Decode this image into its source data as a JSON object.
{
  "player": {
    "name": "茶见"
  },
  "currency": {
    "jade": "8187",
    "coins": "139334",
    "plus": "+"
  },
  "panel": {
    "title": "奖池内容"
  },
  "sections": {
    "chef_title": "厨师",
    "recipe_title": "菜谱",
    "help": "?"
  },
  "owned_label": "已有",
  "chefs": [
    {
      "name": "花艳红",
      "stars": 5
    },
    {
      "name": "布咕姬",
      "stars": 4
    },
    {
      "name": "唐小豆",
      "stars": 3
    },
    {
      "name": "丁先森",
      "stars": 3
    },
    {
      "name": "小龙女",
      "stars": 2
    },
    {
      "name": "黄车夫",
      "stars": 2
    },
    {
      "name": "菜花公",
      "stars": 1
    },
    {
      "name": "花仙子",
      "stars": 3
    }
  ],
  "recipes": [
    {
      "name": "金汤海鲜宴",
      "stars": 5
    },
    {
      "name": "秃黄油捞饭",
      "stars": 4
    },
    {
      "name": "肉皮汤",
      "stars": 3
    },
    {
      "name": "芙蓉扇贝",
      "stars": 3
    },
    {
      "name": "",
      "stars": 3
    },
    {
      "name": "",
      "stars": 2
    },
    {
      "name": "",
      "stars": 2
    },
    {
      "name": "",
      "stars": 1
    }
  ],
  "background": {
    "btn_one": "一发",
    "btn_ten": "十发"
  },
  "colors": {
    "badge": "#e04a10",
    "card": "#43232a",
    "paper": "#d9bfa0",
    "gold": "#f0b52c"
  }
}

> [What you need to do]:
Reproduce the records in full, exactly as written.

> [Written response]:
Decode this image into its source data as a JSON object.
{
  "player": {
    "name": "茶见"
  },
  "currency": {
    "jade": "8187",
    "coins": "139334",
    "plus": "+"
  },
  "panel": {
    "title": "奖池内容"
  },
  "sections": {
    "chef_title": "厨师",
    "recipe_title": "菜谱",
    "help": "?"
  },
  "owned_label": "已有",
  "chefs": [
    {
      "name": "花艳红",
      "stars": 5
    },
    {
      "name": "布咕姬",
      "stars": 4
    },
    {
      "name": "唐小豆",
      "stars": 3
    },
    {
      "name": "丁先森",
      "stars": 3
    },
    {
      "name": "小龙女",
      "stars": 2
    },
    {
      "name": "黄车夫",
      "stars": 2
    },
    {
      "name": "菜花公",
      "stars": 1
    },
    {
      "name": "花仙子",
      "stars": 3
    }
  ],
  "recipes": [
    {
      "name": "金汤海鲜宴",
      "stars": 5
    },
    {
      "name": "秃黄油捞饭",
      "stars": 4
    },
    {
      "name": "肉皮汤",
      "stars": 3
    },
    {
      "name": "芙蓉扇贝",
      "stars": 3
    },
    {
      "name": "",
      "stars": 3
    },
    {
      "name": "",
      "stars": 2
    },
    {
      "name": "",
      "stars": 2
    },
    {
      "name": "",
      "stars": 1
    }
  ],
  "background": {
    "btn_one": "一发",
    "btn_ten": "十发"
  },
  "colors": {
    "badge": "#e04a10",
    "card": "#43232a",
    "paper": "#d9bfa0",
    "gold": "#f0b52c"
  }
}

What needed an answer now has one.